## Goal
Write out every line of the material exactly as it appears.
** Start Data for processing **
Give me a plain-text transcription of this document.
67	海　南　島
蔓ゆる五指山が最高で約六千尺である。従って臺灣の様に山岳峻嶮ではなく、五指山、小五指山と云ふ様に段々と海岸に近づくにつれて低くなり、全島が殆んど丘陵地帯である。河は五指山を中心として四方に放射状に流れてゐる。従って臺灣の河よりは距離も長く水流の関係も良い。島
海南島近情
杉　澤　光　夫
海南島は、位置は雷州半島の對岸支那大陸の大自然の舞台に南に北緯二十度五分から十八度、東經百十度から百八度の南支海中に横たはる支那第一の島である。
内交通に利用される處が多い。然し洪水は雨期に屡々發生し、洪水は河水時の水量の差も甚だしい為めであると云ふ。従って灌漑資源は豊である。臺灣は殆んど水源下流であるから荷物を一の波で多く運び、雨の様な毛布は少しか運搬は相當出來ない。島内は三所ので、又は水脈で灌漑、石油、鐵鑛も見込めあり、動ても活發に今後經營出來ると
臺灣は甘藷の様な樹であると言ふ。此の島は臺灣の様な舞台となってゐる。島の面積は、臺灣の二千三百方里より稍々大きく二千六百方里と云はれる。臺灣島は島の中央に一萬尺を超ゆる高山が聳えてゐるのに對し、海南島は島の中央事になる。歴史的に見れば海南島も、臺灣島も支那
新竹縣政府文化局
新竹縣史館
** End Data for processing **
## Task solution
Give me a plain-text transcription of this document.
67	海　南　島
蔓ゆる五指山が最高で約六千尺である。従って臺灣の様に山岳峻嶮ではなく、五指山、小五指山と云ふ様に段々と海岸に近づくにつれて低くなり、全島が殆んど丘陵地帯である。河は五指山を中心として四方に放射状に流れてゐる。従って臺灣の河よりは距離も長く水流の関係も良い。島
海南島近情
杉　澤　光　夫
海南島は、位置は雷州半島の對岸支那大陸の大自然の舞台に南に北緯二十度五分から十八度、東經百十度から百八度の南支海中に横たはる支那第一の島である。
内交通に利用される處が多い。然し洪水は雨期に屡々發生し、洪水は河水時の水量の差も甚だしい為めであると云ふ。従って灌漑資源は豊である。臺灣は殆んど水源下流であるから荷物を一の波で多く運び、雨の様な毛布は少しか運搬は相當出來ない。島内は三所ので、又は水脈で灌漑、石油、鐵鑛も見込めあり、動ても活發に今後經營出來ると
臺灣は甘藷の様な樹であると言ふ。此の島は臺灣の様な舞台となってゐる。島の面積は、臺灣の二千三百方里より稍々大きく二千六百方里と云はれる。臺灣島は島の中央に一萬尺を超ゆる高山が聳えてゐるのに對し、海南島は島の中央事になる。歴史的に見れば海南島も、臺灣島も支那
新竹縣政府文化局
新竹縣史館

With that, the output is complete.